Objective - Skip the pictures and quote all of the lines exactly.

(Dataset items)
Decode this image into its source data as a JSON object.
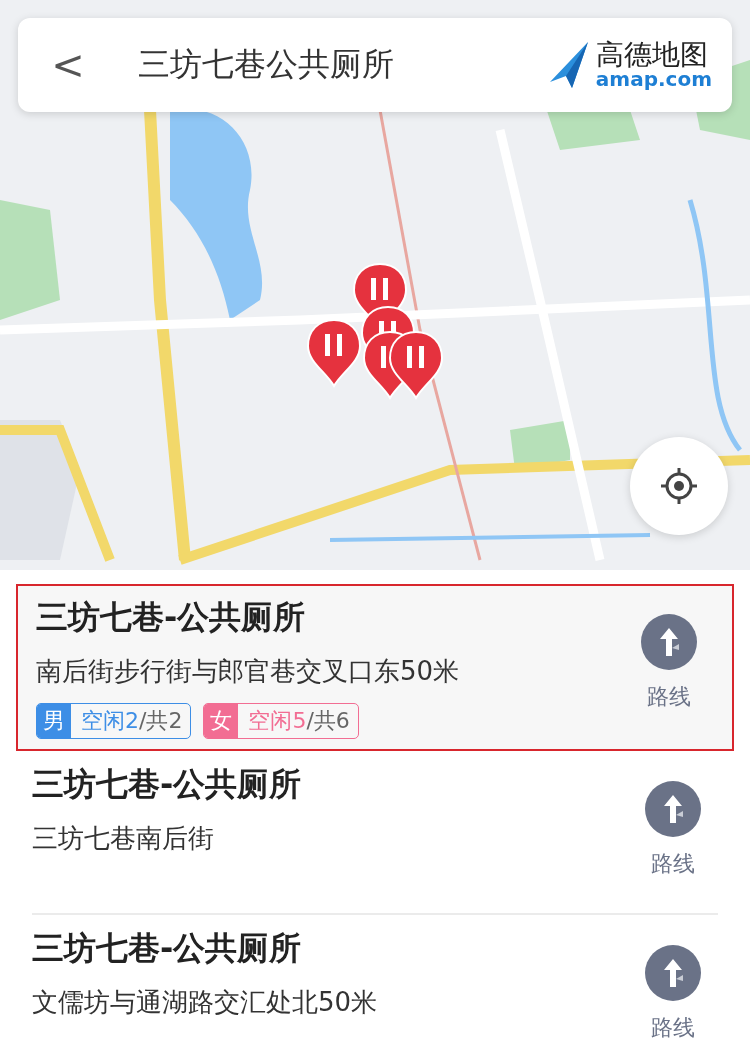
{
  "header": {
    "back": "<",
    "title": "三坊七巷公共厕所",
    "logo_name": "高德地图",
    "logo_domain": "amap.com"
  },
  "results": [
    {
      "title": "三坊七巷-公共厕所",
      "address": "南后街步行街与郎官巷交叉口东50米",
      "highlighted": true,
      "route": "路线",
      "tags": [
        {
          "label": "男",
          "free": "空闲2",
          "total": "/共2",
          "color": "#3d8ee6"
        },
        {
          "label": "女",
          "free": "空闲5",
          "total": "/共6",
          "color": "#f26d93"
        }
      ]
    },
    {
      "title": "三坊七巷-公共厕所",
      "address": "三坊七巷南后街",
      "highlighted": false,
      "route": "路线"
    },
    {
      "title": "三坊七巷-公共厕所",
      "address": "文儒坊与通湖路交汇处北50米",
      "highlighted": false,
      "route": "路线"
    }
  ]
}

Solution -
Decode this image into its source data as a JSON object.
{
  "header": {
    "back": "<",
    "title": "三坊七巷公共厕所",
    "logo_name": "高德地图",
    "logo_domain": "amap.com"
  },
  "results": [
    {
      "title": "三坊七巷-公共厕所",
      "address": "南后街步行街与郎官巷交叉口东50米",
      "highlighted": true,
      "route": "路线",
      "tags": [
        {
          "label": "男",
          "free": "空闲2",
          "total": "/共2",
          "color": "#3d8ee6"
        },
        {
          "label": "女",
          "free": "空闲5",
          "total": "/共6",
          "color": "#f26d93"
        }
      ]
    },
    {
      "title": "三坊七巷-公共厕所",
      "address": "三坊七巷南后街",
      "highlighted": false,
      "route": "路线"
    },
    {
      "title": "三坊七巷-公共厕所",
      "address": "文儒坊与通湖路交汇处北50米",
      "highlighted": false,
      "route": "路线"
    }
  ]
}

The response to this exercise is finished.